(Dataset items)
»»

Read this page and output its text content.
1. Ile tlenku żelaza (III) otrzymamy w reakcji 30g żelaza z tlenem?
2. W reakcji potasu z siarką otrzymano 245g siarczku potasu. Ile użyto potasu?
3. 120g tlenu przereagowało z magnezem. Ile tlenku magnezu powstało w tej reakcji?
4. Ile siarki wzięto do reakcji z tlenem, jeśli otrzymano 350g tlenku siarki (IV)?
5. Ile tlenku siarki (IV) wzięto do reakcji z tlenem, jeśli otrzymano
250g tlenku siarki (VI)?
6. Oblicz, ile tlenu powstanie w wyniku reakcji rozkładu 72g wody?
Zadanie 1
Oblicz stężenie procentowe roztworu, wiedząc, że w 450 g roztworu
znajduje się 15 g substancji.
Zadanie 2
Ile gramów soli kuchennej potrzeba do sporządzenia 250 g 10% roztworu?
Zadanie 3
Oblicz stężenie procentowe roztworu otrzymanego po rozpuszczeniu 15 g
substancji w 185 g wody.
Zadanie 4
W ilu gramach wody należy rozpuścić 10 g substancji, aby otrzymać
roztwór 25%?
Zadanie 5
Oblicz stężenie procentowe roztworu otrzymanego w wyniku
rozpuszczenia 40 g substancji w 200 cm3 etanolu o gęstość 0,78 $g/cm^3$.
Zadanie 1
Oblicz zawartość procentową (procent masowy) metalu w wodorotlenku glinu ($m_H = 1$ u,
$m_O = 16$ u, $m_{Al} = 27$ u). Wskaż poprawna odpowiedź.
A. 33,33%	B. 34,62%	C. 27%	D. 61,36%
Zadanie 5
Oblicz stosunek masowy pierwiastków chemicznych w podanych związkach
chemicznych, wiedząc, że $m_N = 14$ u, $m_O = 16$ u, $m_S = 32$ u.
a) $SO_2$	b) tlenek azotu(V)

««

_What is expected_: Write all of the records out again exactly.

_Task answer_:
Read this page and output its text content.
1. Ile tlenku żelaza (III) otrzymamy w reakcji 30g żelaza z tlenem?
2. W reakcji potasu z siarką otrzymano 245g siarczku potasu. Ile użyto potasu?
3. 120g tlenu przereagowało z magnezem. Ile tlenku magnezu powstało w tej reakcji?
4. Ile siarki wzięto do reakcji z tlenem, jeśli otrzymano 350g tlenku siarki (IV)?
5. Ile tlenku siarki (IV) wzięto do reakcji z tlenem, jeśli otrzymano
250g tlenku siarki (VI)?
6. Oblicz, ile tlenu powstanie w wyniku reakcji rozkładu 72g wody?
Zadanie 1
Oblicz stężenie procentowe roztworu, wiedząc, że w 450 g roztworu
znajduje się 15 g substancji.
Zadanie 2
Ile gramów soli kuchennej potrzeba do sporządzenia 250 g 10% roztworu?
Zadanie 3
Oblicz stężenie procentowe roztworu otrzymanego po rozpuszczeniu 15 g
substancji w 185 g wody.
Zadanie 4
W ilu gramach wody należy rozpuścić 10 g substancji, aby otrzymać
roztwór 25%?
Zadanie 5
Oblicz stężenie procentowe roztworu otrzymanego w wyniku
rozpuszczenia 40 g substancji w 200 cm3 etanolu o gęstość 0,78 $g/cm^3$.
Zadanie 1
Oblicz zawartość procentową (procent masowy) metalu w wodorotlenku glinu ($m_H = 1$ u,
$m_O = 16$ u, $m_{Al} = 27$ u). Wskaż poprawna odpowiedź.
A. 33,33%	B. 34,62%	C. 27%	D. 61,36%
Zadanie 5
Oblicz stosunek masowy pierwiastków chemicznych w podanych związkach
chemicznych, wiedząc, że $m_N = 14$ u, $m_O = 16$ u, $m_S = 32$ u.
a) $SO_2$	b) tlenek azotu(V)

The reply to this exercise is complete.